Dataset items:
>>>
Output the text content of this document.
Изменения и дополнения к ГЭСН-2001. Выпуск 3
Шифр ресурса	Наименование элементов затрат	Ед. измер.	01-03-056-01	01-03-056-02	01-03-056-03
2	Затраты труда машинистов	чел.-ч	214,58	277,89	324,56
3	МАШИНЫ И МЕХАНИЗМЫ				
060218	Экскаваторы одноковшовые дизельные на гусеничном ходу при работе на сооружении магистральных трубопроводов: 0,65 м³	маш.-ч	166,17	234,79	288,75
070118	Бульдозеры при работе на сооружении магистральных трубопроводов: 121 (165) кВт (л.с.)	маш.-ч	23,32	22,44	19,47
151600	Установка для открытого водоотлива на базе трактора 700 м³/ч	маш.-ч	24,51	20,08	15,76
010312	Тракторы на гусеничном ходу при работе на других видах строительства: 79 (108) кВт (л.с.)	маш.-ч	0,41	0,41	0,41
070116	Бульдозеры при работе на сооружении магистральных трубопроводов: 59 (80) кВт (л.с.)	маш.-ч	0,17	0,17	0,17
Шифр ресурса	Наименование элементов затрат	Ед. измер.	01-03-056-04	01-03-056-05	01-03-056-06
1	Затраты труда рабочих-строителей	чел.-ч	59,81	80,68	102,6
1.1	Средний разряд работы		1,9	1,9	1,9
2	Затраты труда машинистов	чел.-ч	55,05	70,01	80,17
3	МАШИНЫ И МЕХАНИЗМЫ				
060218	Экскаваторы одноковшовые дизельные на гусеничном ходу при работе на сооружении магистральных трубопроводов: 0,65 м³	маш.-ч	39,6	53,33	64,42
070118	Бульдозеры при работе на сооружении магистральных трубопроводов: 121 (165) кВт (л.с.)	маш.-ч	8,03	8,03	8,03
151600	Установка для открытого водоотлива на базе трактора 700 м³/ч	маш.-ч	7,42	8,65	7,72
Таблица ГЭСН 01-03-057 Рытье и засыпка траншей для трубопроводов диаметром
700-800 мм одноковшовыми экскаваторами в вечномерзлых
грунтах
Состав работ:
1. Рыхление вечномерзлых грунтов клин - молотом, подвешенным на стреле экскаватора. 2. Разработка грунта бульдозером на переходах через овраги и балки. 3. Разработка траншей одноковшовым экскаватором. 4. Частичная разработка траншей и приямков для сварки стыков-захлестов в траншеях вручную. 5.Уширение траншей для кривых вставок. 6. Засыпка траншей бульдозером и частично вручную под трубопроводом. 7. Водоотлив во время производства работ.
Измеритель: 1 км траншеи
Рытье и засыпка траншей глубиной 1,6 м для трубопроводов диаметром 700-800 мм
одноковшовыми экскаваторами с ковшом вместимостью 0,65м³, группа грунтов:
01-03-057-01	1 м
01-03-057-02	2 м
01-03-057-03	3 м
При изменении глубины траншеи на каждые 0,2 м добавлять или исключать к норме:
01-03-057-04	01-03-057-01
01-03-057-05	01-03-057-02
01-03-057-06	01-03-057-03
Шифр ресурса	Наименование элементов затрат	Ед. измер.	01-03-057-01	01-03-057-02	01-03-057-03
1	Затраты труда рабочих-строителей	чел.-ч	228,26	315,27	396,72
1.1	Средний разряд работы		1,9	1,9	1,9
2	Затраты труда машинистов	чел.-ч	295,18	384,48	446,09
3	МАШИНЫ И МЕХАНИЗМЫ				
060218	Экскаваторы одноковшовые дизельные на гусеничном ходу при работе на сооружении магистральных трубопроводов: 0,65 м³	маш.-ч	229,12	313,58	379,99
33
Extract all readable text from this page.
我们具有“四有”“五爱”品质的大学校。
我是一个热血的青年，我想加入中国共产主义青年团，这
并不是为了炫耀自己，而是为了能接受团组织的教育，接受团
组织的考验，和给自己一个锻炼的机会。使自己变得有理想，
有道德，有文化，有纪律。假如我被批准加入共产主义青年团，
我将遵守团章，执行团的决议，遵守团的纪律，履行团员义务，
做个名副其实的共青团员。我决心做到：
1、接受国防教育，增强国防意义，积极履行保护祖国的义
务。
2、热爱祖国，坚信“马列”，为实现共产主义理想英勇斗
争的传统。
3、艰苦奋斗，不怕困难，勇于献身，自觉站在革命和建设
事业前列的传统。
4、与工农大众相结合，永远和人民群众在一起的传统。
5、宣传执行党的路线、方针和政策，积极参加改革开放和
<<<
All of the entries must be written out exactly as they stand.

Output the text content of this document.
Изменения и дополнения к ГЭСН-2001. Выпуск 3
Шифр ресурса	Наименование элементов затрат	Ед. измер.	01-03-056-01	01-03-056-02	01-03-056-03
2	Затраты труда машинистов	чел.-ч	214,58	277,89	324,56
3	МАШИНЫ И МЕХАНИЗМЫ				
060218	Экскаваторы одноковшовые дизельные на гусеничном ходу при работе на сооружении магистральных трубопроводов: 0,65 м³	маш.-ч	166,17	234,79	288,75
070118	Бульдозеры при работе на сооружении магистральных трубопроводов: 121 (165) кВт (л.с.)	маш.-ч	23,32	22,44	19,47
151600	Установка для открытого водоотлива на базе трактора 700 м³/ч	маш.-ч	24,51	20,08	15,76
010312	Тракторы на гусеничном ходу при работе на других видах строительства: 79 (108) кВт (л.с.)	маш.-ч	0,41	0,41	0,41
070116	Бульдозеры при работе на сооружении магистральных трубопроводов: 59 (80) кВт (л.с.)	маш.-ч	0,17	0,17	0,17
Шифр ресурса	Наименование элементов затрат	Ед. измер.	01-03-056-04	01-03-056-05	01-03-056-06
1	Затраты труда рабочих-строителей	чел.-ч	59,81	80,68	102,6
1.1	Средний разряд работы		1,9	1,9	1,9
2	Затраты труда машинистов	чел.-ч	55,05	70,01	80,17
3	МАШИНЫ И МЕХАНИЗМЫ				
060218	Экскаваторы одноковшовые дизельные на гусеничном ходу при работе на сооружении магистральных трубопроводов: 0,65 м³	маш.-ч	39,6	53,33	64,42
070118	Бульдозеры при работе на сооружении магистральных трубопроводов: 121 (165) кВт (л.с.)	маш.-ч	8,03	8,03	8,03
151600	Установка для открытого водоотлива на базе трактора 700 м³/ч	маш.-ч	7,42	8,65	7,72
Таблица ГЭСН 01-03-057 Рытье и засыпка траншей для трубопроводов диаметром
700-800 мм одноковшовыми экскаваторами в вечномерзлых
грунтах
Состав работ:
1. Рыхление вечномерзлых грунтов клин - молотом, подвешенным на стреле экскаватора. 2. Разработка грунта бульдозером на переходах через овраги и балки. 3. Разработка траншей одноковшовым экскаватором. 4. Частичная разработка траншей и приямков для сварки стыков-захлестов в траншеях вручную. 5.Уширение траншей для кривых вставок. 6. Засыпка траншей бульдозером и частично вручную под трубопроводом. 7. Водоотлив во время производства работ.
Измеритель: 1 км траншеи
Рытье и засыпка траншей глубиной 1,6 м для трубопроводов диаметром 700-800 мм
одноковшовыми экскаваторами с ковшом вместимостью 0,65м³, группа грунтов:
01-03-057-01	1 м
01-03-057-02	2 м
01-03-057-03	3 м
При изменении глубины траншеи на каждые 0,2 м добавлять или исключать к норме:
01-03-057-04	01-03-057-01
01-03-057-05	01-03-057-02
01-03-057-06	01-03-057-03
Шифр ресурса	Наименование элементов затрат	Ед. измер.	01-03-057-01	01-03-057-02	01-03-057-03
1	Затраты труда рабочих-строителей	чел.-ч	228,26	315,27	396,72
1.1	Средний разряд работы		1,9	1,9	1,9
2	Затраты труда машинистов	чел.-ч	295,18	384,48	446,09
3	МАШИНЫ И МЕХАНИЗМЫ				
060218	Экскаваторы одноковшовые дизельные на гусеничном ходу при работе на сооружении магистральных трубопроводов: 0,65 м³	маш.-ч	229,12	313,58	379,99
33
Extract all readable text from this page.
我们具有“四有”“五爱”品质的大学校。
我是一个热血的青年，我想加入中国共产主义青年团，这
并不是为了炫耀自己，而是为了能接受团组织的教育，接受团
组织的考验，和给自己一个锻炼的机会。使自己变得有理想，
有道德，有文化，有纪律。假如我被批准加入共产主义青年团，
我将遵守团章，执行团的决议，遵守团的纪律，履行团员义务，
做个名副其实的共青团员。我决心做到：
1、接受国防教育，增强国防意义，积极履行保护祖国的义
务。
2、热爱祖国，坚信“马列”，为实现共产主义理想英勇斗
争的传统。
3、艰苦奋斗，不怕困难，勇于献身，自觉站在革命和建设
事业前列的传统。
4、与工农大众相结合，永远和人民群众在一起的传统。
5、宣传执行党的路线、方针和政策，积极参加改革开放和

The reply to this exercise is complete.